--- Records to use ---
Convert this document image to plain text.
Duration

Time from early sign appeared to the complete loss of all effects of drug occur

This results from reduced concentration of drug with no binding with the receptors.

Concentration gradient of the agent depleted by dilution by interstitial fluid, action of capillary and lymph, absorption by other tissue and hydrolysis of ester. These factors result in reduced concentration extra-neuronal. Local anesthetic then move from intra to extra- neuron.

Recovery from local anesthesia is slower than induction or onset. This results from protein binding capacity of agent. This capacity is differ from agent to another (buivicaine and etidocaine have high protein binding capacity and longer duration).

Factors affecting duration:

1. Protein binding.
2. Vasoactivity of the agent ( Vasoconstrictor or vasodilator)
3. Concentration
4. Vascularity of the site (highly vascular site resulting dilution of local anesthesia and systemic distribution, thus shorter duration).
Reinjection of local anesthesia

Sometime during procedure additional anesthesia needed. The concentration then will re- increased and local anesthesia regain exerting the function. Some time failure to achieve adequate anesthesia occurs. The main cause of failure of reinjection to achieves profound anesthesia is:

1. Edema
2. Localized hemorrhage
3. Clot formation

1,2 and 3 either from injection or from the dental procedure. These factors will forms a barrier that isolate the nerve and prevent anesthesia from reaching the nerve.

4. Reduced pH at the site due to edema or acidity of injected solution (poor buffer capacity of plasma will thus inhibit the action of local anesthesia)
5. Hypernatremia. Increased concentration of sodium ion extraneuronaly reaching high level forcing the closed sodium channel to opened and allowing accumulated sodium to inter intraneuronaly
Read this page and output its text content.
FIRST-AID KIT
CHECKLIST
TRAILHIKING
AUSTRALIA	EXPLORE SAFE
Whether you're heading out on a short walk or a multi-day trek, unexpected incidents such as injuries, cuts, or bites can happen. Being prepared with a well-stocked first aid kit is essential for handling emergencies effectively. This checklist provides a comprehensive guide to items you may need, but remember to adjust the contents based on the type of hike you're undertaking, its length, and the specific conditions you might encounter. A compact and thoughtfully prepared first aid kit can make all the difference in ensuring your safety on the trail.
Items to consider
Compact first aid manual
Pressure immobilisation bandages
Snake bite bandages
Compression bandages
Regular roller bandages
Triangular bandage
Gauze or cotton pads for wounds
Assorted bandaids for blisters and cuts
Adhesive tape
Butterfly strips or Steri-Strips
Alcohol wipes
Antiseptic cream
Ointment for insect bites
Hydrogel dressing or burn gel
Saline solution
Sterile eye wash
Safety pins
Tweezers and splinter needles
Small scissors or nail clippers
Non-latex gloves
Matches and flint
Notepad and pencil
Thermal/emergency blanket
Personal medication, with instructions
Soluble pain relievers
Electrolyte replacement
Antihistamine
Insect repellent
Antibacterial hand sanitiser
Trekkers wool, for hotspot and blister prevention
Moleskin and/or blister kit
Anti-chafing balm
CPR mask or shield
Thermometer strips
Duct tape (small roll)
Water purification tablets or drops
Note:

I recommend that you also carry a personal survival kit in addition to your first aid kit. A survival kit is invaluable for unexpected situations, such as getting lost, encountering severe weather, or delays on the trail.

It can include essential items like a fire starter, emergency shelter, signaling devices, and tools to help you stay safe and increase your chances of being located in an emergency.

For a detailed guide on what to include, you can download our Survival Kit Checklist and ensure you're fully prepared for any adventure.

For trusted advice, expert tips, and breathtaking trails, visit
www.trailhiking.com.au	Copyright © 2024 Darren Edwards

--- What the task asks ---
The answer is to be one number: the count of lines in the entries containing the string "unexpected".

--- Exercise output ---
2